> [AIM]:
List all the lines in these records that hold "dine".

> [TASK INPUT]:
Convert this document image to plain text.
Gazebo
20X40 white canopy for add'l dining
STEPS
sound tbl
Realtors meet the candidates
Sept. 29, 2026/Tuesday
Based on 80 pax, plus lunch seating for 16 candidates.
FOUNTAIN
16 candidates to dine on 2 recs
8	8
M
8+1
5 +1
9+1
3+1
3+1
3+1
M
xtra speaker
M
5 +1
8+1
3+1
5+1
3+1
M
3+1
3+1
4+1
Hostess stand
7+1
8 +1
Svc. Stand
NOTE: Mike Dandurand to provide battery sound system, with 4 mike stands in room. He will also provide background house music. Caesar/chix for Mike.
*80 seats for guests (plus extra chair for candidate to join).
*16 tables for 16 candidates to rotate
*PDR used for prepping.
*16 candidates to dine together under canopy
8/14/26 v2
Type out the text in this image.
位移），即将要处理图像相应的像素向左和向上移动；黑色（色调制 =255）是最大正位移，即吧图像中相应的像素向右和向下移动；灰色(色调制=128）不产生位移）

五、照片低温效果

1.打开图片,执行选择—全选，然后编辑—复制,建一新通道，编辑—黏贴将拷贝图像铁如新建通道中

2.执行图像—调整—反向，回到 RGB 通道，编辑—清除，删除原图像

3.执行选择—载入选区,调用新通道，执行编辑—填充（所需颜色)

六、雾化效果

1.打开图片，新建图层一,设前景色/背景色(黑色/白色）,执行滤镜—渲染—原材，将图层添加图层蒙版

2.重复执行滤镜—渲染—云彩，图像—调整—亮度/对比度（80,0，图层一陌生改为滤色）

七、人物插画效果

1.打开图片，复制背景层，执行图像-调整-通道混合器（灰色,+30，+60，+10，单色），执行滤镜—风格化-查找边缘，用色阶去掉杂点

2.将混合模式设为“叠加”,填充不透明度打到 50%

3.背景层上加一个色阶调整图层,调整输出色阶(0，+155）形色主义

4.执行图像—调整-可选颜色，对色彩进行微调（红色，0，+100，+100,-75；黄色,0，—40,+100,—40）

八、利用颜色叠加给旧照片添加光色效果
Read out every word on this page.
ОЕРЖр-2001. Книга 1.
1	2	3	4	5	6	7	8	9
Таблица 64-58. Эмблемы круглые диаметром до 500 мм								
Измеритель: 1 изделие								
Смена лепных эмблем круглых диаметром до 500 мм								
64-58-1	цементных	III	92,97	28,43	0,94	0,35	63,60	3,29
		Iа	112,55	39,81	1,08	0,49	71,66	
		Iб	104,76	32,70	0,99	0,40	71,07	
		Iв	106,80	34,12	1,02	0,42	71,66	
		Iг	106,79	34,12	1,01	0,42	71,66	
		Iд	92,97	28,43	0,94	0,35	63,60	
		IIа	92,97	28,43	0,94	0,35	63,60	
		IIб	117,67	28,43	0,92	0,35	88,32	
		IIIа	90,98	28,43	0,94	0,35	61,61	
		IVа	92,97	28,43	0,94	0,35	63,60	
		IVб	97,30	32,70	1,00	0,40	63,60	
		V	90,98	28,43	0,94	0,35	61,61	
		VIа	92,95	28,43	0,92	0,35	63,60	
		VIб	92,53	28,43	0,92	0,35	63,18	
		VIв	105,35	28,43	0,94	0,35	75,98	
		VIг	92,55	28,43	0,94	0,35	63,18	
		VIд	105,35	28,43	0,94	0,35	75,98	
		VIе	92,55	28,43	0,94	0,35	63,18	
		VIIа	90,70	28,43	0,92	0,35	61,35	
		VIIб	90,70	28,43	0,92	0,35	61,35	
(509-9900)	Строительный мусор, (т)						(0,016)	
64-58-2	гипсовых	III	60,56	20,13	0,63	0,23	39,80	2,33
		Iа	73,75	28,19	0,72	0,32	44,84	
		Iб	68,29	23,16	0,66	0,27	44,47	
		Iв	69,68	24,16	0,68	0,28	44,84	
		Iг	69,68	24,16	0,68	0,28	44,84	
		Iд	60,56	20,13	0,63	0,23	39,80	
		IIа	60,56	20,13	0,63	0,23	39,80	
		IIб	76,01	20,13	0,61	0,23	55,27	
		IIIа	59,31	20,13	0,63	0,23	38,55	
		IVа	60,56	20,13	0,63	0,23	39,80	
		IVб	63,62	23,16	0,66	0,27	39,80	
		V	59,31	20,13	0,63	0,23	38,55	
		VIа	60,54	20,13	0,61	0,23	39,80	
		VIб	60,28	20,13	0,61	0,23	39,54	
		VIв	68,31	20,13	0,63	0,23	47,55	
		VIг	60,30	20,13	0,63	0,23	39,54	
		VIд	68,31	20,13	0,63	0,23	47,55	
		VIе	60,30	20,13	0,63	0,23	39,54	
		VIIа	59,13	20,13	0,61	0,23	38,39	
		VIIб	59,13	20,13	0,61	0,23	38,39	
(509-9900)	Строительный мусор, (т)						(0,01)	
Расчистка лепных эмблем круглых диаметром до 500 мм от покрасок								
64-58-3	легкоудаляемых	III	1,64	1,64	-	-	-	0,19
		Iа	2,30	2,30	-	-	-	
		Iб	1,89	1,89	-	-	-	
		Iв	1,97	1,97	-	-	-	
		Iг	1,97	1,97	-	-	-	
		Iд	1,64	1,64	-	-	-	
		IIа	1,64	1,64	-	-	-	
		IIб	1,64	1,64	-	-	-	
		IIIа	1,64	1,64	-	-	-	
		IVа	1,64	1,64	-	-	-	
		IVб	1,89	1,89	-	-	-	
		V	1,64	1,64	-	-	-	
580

> [EXERCISE ANSWER]:
16 candidates to dine on 2 recs
*16 candidates to dine together under canopy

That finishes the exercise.